*Work instructions*
Restate each line word for word. Leave out every picture.

*Records provided*
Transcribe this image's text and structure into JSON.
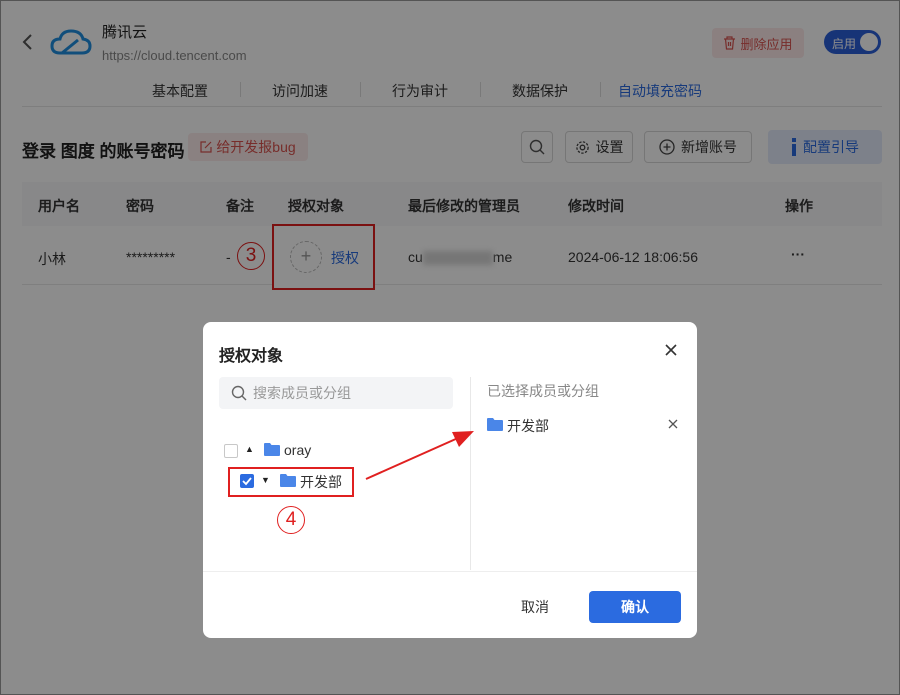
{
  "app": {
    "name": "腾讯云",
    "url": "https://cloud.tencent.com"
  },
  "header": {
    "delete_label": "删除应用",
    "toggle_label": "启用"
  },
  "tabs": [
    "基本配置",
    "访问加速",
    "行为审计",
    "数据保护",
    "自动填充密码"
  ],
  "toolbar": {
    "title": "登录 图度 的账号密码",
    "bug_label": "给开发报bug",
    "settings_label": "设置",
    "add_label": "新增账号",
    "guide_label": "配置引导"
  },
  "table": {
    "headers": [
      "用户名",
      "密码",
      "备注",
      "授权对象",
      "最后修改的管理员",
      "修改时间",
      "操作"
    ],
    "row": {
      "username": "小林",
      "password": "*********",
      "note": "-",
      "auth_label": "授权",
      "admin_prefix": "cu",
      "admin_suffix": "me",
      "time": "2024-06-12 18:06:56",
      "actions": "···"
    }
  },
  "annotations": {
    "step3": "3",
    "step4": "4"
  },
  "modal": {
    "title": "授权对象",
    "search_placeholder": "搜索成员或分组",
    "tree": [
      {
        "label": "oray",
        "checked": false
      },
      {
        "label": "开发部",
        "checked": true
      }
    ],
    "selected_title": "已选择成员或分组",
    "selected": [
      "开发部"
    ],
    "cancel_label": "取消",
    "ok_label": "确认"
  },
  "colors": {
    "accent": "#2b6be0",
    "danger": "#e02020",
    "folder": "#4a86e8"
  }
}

*Response to this exercise*
Transcribe this image's text and structure into JSON.
{
  "app": {
    "name": "腾讯云",
    "url": "https://cloud.tencent.com"
  },
  "header": {
    "delete_label": "删除应用",
    "toggle_label": "启用"
  },
  "tabs": [
    "基本配置",
    "访问加速",
    "行为审计",
    "数据保护",
    "自动填充密码"
  ],
  "toolbar": {
    "title": "登录 图度 的账号密码",
    "bug_label": "给开发报bug",
    "settings_label": "设置",
    "add_label": "新增账号",
    "guide_label": "配置引导"
  },
  "table": {
    "headers": [
      "用户名",
      "密码",
      "备注",
      "授权对象",
      "最后修改的管理员",
      "修改时间",
      "操作"
    ],
    "row": {
      "username": "小林",
      "password": "*********",
      "note": "-",
      "auth_label": "授权",
      "admin_prefix": "cu",
      "admin_suffix": "me",
      "time": "2024-06-12 18:06:56",
      "actions": "···"
    }
  },
  "annotations": {
    "step3": "3",
    "step4": "4"
  },
  "modal": {
    "title": "授权对象",
    "search_placeholder": "搜索成员或分组",
    "tree": [
      {
        "label": "oray",
        "checked": false
      },
      {
        "label": "开发部",
        "checked": true
      }
    ],
    "selected_title": "已选择成员或分组",
    "selected": [
      "开发部"
    ],
    "cancel_label": "取消",
    "ok_label": "确认"
  },
  "colors": {
    "accent": "#2b6be0",
    "danger": "#e02020",
    "folder": "#4a86e8"
  }
}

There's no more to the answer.